# Goal:
From the data that follows, copy every line holding the string "ἀναπτυσσομένη".

Data excerpts
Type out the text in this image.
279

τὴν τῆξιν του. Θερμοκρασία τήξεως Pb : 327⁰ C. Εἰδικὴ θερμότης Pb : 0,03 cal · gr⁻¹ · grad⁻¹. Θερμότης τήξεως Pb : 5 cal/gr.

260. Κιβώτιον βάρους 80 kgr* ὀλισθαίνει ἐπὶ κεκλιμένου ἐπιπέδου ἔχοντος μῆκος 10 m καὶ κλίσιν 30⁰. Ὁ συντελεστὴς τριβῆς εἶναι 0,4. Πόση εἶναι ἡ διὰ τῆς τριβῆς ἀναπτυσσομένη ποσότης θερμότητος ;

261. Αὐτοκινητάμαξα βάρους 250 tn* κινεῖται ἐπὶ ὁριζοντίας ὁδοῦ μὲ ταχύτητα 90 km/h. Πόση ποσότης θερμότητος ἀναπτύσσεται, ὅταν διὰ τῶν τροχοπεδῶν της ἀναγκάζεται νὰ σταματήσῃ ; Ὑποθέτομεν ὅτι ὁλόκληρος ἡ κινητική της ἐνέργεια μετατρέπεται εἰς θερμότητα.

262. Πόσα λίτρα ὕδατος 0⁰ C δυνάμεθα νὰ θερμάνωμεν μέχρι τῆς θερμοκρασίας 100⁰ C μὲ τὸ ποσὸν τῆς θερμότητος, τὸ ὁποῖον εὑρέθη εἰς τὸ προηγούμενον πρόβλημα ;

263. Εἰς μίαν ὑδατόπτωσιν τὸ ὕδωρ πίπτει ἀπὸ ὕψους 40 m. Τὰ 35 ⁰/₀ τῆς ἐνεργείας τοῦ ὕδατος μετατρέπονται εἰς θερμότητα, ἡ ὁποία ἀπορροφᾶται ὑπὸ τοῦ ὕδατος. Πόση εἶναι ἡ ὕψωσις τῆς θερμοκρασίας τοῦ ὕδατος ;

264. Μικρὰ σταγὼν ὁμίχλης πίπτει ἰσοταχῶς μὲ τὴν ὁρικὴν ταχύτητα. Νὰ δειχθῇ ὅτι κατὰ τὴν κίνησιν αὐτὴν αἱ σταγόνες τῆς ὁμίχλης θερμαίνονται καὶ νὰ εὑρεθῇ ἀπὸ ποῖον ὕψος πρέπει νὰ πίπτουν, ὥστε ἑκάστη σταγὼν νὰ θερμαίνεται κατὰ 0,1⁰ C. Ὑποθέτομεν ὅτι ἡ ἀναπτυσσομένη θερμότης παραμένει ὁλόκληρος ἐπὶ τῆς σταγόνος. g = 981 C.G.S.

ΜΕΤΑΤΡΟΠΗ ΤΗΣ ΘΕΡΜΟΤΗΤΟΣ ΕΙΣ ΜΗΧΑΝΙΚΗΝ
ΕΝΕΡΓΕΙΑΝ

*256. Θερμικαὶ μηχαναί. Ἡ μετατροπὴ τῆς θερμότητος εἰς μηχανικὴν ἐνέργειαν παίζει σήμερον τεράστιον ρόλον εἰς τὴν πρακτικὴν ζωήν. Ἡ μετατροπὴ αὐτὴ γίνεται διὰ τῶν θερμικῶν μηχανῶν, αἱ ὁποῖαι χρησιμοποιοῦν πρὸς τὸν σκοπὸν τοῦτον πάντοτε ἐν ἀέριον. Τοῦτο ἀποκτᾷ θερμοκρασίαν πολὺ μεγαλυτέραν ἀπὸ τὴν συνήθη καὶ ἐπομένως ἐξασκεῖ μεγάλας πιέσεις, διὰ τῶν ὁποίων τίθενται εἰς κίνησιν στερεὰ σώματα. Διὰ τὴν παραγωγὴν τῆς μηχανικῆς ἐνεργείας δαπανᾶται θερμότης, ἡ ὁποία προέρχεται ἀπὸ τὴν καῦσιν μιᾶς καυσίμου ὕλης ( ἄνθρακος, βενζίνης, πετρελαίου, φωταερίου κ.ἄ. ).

# Written answer:
260. Κιβώτιον βάρους 80 kgr* ὀλισθαίνει ἐπὶ κεκλιμένου ἐπιπέδου ἔχοντος μῆκος 10 m καὶ κλίσιν 30⁰. Ὁ συντελεστὴς τριβῆς εἶναι 0,4. Πόση εἶναι ἡ διὰ τῆς τριβῆς ἀναπτυσσομένη ποσότης θερμότητος ;
264. Μικρὰ σταγὼν ὁμίχλης πίπτει ἰσοταχῶς μὲ τὴν ὁρικὴν ταχύτητα. Νὰ δειχθῇ ὅτι κατὰ τὴν κίνησιν αὐτὴν αἱ σταγόνες τῆς ὁμίχλης θερμαίνονται καὶ νὰ εὑρεθῇ ἀπὸ ποῖον ὕψος πρέπει νὰ πίπτουν, ὥστε ἑκάστη σταγὼν νὰ θερμαίνεται κατὰ 0,1⁰ C. Ὑποθέτομεν ὅτι ἡ ἀναπτυσσομένη θερμότης παραμένει ὁλόκληρος ἐπὶ τῆς σταγόνος. g = 981 C.G.S.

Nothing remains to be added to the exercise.